Goal of the exercise ▸ Transcribe the records that follow in their entirety, omitting any pictures.

::::::

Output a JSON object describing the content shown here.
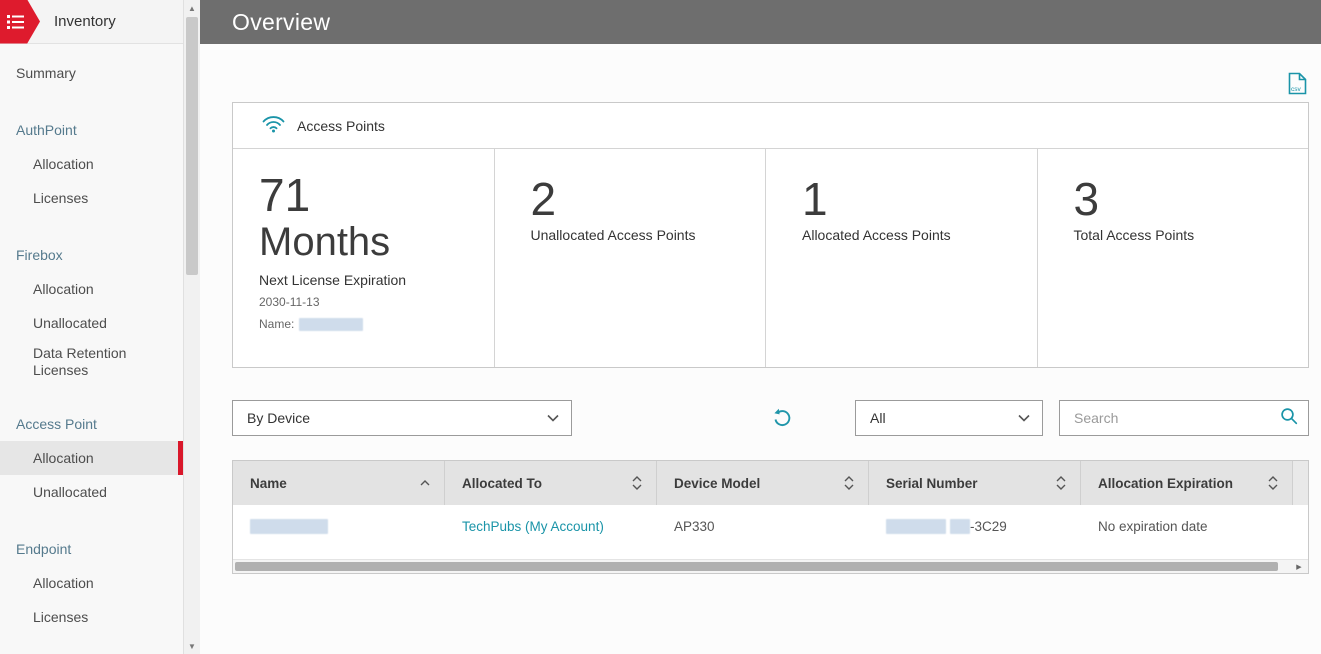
{
  "sidebar": {
    "title": "Inventory",
    "items": [
      {
        "label": "Summary"
      },
      {
        "label": "AuthPoint"
      },
      {
        "label": "Allocation"
      },
      {
        "label": "Licenses"
      },
      {
        "label": "Firebox"
      },
      {
        "label": "Allocation"
      },
      {
        "label": "Unallocated"
      },
      {
        "label": "Data Retention Licenses"
      },
      {
        "label": "Access Point"
      },
      {
        "label": "Allocation"
      },
      {
        "label": "Unallocated"
      },
      {
        "label": "Endpoint"
      },
      {
        "label": "Allocation"
      },
      {
        "label": "Licenses"
      }
    ]
  },
  "header": {
    "title": "Overview"
  },
  "card": {
    "title": "Access Points",
    "stat_primary": {
      "value": "71",
      "unit": "Months",
      "label": "Next License Expiration",
      "date": "2030-11-13",
      "name_label": "Name:"
    },
    "stats": [
      {
        "value": "2",
        "label": "Unallocated Access Points"
      },
      {
        "value": "1",
        "label": "Allocated Access Points"
      },
      {
        "value": "3",
        "label": "Total Access Points"
      }
    ]
  },
  "toolbar": {
    "group_by": "By Device",
    "filter": "All",
    "search_placeholder": "Search"
  },
  "table": {
    "columns": [
      "Name",
      "Allocated To",
      "Device Model",
      "Serial Number",
      "Allocation Expiration"
    ],
    "row": {
      "allocated_to": "TechPubs (My Account)",
      "device_model": "AP330",
      "serial_suffix": "-3C29",
      "expiration": "No expiration date"
    }
  },
  "colors": {
    "accent_red": "#de1b2d",
    "teal": "#1a94a8",
    "header_gray": "#6e6e6e"
  }
}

::::::

Answer below ▸
Output a JSON object describing the content shown here.
{
  "sidebar": {
    "title": "Inventory",
    "items": [
      {
        "label": "Summary"
      },
      {
        "label": "AuthPoint"
      },
      {
        "label": "Allocation"
      },
      {
        "label": "Licenses"
      },
      {
        "label": "Firebox"
      },
      {
        "label": "Allocation"
      },
      {
        "label": "Unallocated"
      },
      {
        "label": "Data Retention Licenses"
      },
      {
        "label": "Access Point"
      },
      {
        "label": "Allocation"
      },
      {
        "label": "Unallocated"
      },
      {
        "label": "Endpoint"
      },
      {
        "label": "Allocation"
      },
      {
        "label": "Licenses"
      }
    ]
  },
  "header": {
    "title": "Overview"
  },
  "card": {
    "title": "Access Points",
    "stat_primary": {
      "value": "71",
      "unit": "Months",
      "label": "Next License Expiration",
      "date": "2030-11-13",
      "name_label": "Name:"
    },
    "stats": [
      {
        "value": "2",
        "label": "Unallocated Access Points"
      },
      {
        "value": "1",
        "label": "Allocated Access Points"
      },
      {
        "value": "3",
        "label": "Total Access Points"
      }
    ]
  },
  "toolbar": {
    "group_by": "By Device",
    "filter": "All",
    "search_placeholder": "Search"
  },
  "table": {
    "columns": [
      "Name",
      "Allocated To",
      "Device Model",
      "Serial Number",
      "Allocation Expiration"
    ],
    "row": {
      "allocated_to": "TechPubs (My Account)",
      "device_model": "AP330",
      "serial_suffix": "-3C29",
      "expiration": "No expiration date"
    }
  },
  "colors": {
    "accent_red": "#de1b2d",
    "teal": "#1a94a8",
    "header_gray": "#6e6e6e"
  }
}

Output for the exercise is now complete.